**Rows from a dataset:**
==*==
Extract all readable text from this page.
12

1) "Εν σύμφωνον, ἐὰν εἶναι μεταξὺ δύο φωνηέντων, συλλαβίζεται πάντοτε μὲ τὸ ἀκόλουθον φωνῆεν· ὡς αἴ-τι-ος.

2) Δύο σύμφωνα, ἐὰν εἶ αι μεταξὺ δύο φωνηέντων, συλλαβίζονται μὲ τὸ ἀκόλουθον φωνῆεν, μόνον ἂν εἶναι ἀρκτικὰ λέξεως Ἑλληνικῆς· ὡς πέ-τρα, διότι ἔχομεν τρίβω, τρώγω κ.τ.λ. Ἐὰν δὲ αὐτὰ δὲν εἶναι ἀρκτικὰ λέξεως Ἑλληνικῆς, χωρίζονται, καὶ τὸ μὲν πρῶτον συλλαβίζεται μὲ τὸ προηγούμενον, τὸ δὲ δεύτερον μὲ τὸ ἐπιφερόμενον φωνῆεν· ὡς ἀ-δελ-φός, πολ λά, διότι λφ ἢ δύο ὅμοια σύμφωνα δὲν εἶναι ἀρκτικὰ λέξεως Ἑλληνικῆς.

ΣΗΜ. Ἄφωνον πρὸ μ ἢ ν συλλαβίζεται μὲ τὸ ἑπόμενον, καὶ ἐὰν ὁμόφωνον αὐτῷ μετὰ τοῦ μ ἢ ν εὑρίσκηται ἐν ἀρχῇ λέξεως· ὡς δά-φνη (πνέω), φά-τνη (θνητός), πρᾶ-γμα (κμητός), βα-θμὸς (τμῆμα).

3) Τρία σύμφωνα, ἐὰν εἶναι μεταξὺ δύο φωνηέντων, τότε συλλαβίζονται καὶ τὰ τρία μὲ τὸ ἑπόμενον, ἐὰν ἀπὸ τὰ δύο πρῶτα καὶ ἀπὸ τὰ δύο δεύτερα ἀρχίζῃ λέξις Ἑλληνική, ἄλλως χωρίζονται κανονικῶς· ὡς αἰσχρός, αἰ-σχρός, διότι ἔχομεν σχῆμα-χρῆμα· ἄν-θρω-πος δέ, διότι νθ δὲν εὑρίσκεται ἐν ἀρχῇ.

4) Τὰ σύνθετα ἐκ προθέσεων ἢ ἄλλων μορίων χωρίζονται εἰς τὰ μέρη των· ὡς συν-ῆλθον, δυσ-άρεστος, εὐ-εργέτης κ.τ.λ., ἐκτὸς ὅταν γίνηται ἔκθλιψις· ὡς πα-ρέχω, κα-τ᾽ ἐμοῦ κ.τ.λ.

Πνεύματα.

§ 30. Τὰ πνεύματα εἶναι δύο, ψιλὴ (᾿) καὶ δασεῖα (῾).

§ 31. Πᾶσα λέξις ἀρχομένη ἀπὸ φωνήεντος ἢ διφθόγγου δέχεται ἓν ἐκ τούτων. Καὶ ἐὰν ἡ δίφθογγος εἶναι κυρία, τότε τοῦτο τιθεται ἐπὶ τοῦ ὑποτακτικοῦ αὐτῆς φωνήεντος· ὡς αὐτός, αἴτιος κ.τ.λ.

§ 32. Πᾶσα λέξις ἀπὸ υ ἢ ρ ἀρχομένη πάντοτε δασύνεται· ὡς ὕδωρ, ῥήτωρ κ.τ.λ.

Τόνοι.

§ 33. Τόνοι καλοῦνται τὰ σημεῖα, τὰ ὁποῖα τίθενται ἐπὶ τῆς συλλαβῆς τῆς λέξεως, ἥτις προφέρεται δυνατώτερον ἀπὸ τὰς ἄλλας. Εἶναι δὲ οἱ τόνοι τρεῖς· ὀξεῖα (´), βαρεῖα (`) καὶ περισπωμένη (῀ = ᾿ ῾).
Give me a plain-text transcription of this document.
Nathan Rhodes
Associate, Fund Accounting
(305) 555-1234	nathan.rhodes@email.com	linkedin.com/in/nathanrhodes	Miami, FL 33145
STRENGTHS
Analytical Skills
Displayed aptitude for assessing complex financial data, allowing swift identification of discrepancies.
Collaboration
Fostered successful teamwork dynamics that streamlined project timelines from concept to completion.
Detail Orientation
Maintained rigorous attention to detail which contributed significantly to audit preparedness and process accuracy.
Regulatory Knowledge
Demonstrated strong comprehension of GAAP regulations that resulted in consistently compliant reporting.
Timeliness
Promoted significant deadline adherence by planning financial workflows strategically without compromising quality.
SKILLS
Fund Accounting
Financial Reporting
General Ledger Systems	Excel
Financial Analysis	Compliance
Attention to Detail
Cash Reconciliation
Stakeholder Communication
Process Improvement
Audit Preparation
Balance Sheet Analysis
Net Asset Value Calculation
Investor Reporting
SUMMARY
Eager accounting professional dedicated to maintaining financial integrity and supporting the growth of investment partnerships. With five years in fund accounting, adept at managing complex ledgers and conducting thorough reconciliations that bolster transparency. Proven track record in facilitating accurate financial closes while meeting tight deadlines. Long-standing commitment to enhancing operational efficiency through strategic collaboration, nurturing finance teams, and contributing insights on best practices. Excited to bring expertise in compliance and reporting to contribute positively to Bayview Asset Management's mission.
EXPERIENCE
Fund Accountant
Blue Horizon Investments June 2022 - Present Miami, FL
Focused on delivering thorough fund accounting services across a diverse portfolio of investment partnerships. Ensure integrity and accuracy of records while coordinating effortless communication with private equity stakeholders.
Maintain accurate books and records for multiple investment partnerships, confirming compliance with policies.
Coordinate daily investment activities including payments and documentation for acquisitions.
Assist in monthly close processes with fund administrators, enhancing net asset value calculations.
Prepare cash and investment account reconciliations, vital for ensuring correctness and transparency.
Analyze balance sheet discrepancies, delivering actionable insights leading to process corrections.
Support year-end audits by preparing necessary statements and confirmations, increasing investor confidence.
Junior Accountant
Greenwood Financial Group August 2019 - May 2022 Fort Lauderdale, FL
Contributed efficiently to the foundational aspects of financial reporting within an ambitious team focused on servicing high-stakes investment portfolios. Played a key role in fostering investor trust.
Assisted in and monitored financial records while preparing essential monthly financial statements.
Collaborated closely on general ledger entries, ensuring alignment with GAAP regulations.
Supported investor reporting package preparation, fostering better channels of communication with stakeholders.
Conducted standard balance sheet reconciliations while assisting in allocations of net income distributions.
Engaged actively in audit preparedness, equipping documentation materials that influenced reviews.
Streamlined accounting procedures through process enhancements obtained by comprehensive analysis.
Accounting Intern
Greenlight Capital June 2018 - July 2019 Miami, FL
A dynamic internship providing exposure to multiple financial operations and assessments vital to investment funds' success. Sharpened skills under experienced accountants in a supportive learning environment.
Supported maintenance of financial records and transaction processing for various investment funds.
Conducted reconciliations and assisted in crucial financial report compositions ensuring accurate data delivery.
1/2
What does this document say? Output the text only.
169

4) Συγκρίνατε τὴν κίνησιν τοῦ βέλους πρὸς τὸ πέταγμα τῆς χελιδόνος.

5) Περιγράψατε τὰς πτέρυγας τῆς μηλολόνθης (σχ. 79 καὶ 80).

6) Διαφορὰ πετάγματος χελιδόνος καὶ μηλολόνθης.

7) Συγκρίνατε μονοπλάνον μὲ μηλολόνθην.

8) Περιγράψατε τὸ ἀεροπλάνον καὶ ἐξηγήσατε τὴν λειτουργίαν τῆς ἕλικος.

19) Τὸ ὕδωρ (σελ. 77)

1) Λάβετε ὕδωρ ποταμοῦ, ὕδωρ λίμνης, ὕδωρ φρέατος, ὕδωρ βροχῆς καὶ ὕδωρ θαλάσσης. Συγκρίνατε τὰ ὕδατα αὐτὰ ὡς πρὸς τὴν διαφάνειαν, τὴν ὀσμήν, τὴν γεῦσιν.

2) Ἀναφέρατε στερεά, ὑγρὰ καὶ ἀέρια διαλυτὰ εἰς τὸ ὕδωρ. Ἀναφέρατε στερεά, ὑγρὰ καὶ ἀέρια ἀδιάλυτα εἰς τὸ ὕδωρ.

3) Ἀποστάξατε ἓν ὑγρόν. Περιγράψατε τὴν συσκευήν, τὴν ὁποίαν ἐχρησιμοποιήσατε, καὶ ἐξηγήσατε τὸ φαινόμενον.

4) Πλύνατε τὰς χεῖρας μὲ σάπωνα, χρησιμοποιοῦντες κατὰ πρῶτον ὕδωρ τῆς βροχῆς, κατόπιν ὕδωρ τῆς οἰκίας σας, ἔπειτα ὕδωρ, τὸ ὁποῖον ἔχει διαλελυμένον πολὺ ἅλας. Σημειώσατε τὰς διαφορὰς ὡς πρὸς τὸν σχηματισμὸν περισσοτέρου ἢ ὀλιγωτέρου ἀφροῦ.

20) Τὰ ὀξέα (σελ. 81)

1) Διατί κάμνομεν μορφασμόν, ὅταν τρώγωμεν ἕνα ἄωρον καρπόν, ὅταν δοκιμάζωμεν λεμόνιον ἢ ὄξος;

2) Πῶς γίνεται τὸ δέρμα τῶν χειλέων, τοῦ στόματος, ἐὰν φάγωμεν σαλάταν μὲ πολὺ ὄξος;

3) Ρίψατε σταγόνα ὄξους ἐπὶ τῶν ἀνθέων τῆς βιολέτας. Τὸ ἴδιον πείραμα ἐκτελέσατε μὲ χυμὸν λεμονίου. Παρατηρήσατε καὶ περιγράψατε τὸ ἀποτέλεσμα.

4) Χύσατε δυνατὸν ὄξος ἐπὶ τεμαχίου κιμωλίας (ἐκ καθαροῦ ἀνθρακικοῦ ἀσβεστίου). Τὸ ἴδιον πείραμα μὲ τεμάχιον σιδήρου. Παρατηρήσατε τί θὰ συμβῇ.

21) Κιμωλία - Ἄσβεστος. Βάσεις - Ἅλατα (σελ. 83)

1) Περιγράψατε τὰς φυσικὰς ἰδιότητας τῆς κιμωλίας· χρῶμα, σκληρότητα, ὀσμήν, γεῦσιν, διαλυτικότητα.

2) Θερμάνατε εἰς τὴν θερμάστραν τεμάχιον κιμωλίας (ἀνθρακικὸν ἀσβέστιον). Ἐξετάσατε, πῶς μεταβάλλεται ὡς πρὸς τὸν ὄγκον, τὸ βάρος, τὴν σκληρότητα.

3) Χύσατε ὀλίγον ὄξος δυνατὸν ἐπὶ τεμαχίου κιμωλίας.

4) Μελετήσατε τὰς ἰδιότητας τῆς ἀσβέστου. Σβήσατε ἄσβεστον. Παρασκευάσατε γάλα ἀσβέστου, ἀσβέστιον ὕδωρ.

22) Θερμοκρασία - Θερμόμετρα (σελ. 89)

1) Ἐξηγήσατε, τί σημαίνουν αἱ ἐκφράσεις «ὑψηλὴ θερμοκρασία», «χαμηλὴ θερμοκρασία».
==*==
**What the task asks:**
Return all lines containing "multiple".

**Task response:**
Maintain accurate books and records for multiple investment partnerships, confirming compliance with policies.
A dynamic internship providing exposure to multiple financial operations and assessments vital to investment funds' success. Sharpened skills under experienced accountants in a supportive learning environment.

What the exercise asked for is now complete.